■ Text provided
>> Begin

I saw awful and very disturbing photographs and videos of the attack that I wish I’d never watched.
For my English friends, it’s probably hard to realise just how shocked France is. It’s impossible for them to understand how I feel because they’re not the ones being far away from home. But when you’re abroad, you develop a weird sense of “patriotism”. You start missing things you’d always overlooked before, you realise how amazing France is, you realise how comforting home is, you realise how good baguettes and pastries are… Everything about your country makes you smile, because that’s where you were raised, that’s where your entire life is. Hearing someone speak your language makes you miss these things even more and you wish you could share some cultural references or jokes with someone who’d truly understand them. That’s why I went to the minute of silence at UEA, to feel closer to France and compatriots in a way. That’s why it’s so touching when so many people and countries show their support by using the French flag or this amazing symbol of peace that uses the Eiffel Tower.
France just stopped.
The entire nation is mourning because the entire nation is scared of this happening again, more and more regularly. It’s all about being in the wrong place at the wrong time. It’s all down to chance. It really makes you realise how lucky you are when you and the ones you loved are simply alive. It’s something that suddenly hit everyone again last weekend.
Paris was attacked for the values it defends: “Liberté, Egalité, Fraternité”. Liberty, equality, fraternity. France is an amazing place that I’m proud to come from. I’m proud to support these values. Over the past week, an overwhelming wave of love, pride, support, fraternity and happiness took over France. I could see it very clearly in French media, on a few TV shows I managed to watch online and thanks to my French friends on Facebook. More than ever, French people want to laugh, go out with friends, hug their friends, parents, brothers, sisters, and even strangers! Like after the Charlie Hebdo attacks, a weird but amazing breeze of fraternity, solidarity and patriotism is blowing over France.

>> End

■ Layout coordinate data
>> Begin

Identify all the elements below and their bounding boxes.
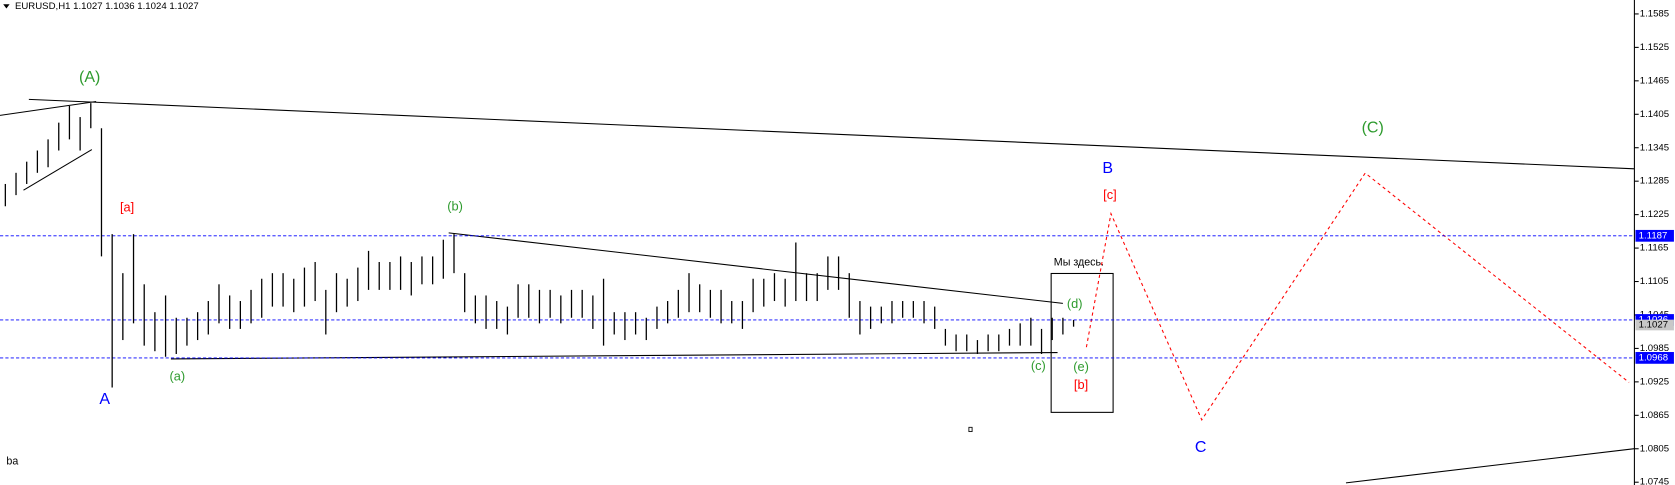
trend-line — [170, 351, 1058, 360]
level-label-box — [1635, 229, 1674, 242]
price-label: 1.1027 — [1639, 320, 1668, 331]
y-tick-label: 1.1345 — [1640, 142, 1669, 153]
wave-label: (b) — [447, 199, 463, 214]
y-tick-label: 1.1465 — [1640, 75, 1669, 86]
symbol-header: EURUSD,H1 1.1027 1.1036 1.1024 1.1027 — [15, 1, 199, 12]
wave-label: C — [1195, 438, 1207, 456]
y-tick-label: 1.1165 — [1640, 243, 1669, 254]
y-tick-label: 1.1585 — [1640, 8, 1669, 19]
wave-label: A — [99, 390, 110, 408]
highlight-box — [1050, 272, 1114, 413]
wave-label: (C) — [1362, 118, 1384, 136]
y-tick-label: 1.1225 — [1640, 209, 1669, 220]
level-label-box — [1635, 352, 1674, 364]
y-tick-label: 1.0985 — [1640, 343, 1669, 354]
trend-line — [23, 149, 93, 191]
wave-label: (c) — [1031, 358, 1046, 373]
trend-line — [448, 232, 1063, 304]
y-tick-label: 1.1105 — [1640, 276, 1669, 287]
trend-line — [0, 100, 97, 116]
y-tick-label: 1.0865 — [1640, 410, 1669, 421]
y-tick-label: 1.0805 — [1640, 443, 1669, 454]
marker — [968, 426, 973, 433]
y-tick-label: 1.0745 — [1640, 477, 1669, 485]
wave-label: B — [1102, 159, 1113, 177]
forecast-path — [1085, 172, 1630, 421]
price-label-box — [1635, 319, 1674, 331]
wave-label: (e) — [1073, 359, 1089, 374]
wave-label: (A) — [79, 68, 100, 86]
footer-text: ba — [6, 455, 18, 467]
wave-label: Мы здесь. — [1054, 257, 1104, 269]
wave-label: (d) — [1067, 296, 1083, 311]
y-tick-label: 1.1405 — [1640, 109, 1669, 120]
menu-arrow — [3, 4, 10, 9]
y-tick-label: 1.1285 — [1640, 176, 1669, 187]
y-tick-label: 1.1525 — [1640, 42, 1669, 53]
wave-label: [c] — [1103, 187, 1117, 202]
level-label: 1.1187 — [1639, 230, 1668, 241]
level-label: 1.0968 — [1639, 352, 1668, 363]
wave-label: [b] — [1074, 377, 1088, 392]
y-tick-label: 1.0925 — [1640, 376, 1669, 387]
wave-label: (a) — [170, 368, 186, 383]
trend-line — [28, 98, 1635, 170]
drawings — [0, 0, 1635, 485]
wave-label: [a] — [120, 200, 134, 215]
trend-line — [1345, 448, 1635, 484]
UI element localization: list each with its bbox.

>> End

■ Required tasks
a) According to the text about the Paris attacks, where did the writer attend the minute of silence?
b) Continue the piece about the Paris attacks from the point at which it stops.

■ Answers for this exercise
a) At UEA.

b)
Of course, it is hypocritical. We all know these things happen on a daily basis around the globe. But it strikes you so much more when it happens in your country and it’s normal. Because it could have been you. It could have been your brother, your partner, your friend… It could have been you at that gig or at that restaurant.
Will you come back alive from the next gig you go to? What is your country going to become? What will happen next time? Is your country still a safe place to go to? Will you dare to go to Paris again? Will your city be next on their list?
They hit France straight in the heart, they hit places of entertainment, fun and culture – something these bastards apparently never heard about.
Disgusting politicians and other idiots have already started blaming it all on the Muslims and immigrants, as usual. It’s going to take a while for things to get back to normal, lots of serious political decisions will have to be made about security and protection of citizens and of borders.
Everybody is scared and it’s been an emotional week. However, everybody is more willing than ever to love, have fun and enjoy life as much as they can. People will keep going to concerts and football matches, people will still go out. You can’t just stop living.
And as you can now read all over Paris, “Fluctuat nec mergitur”, tossed but not sunk.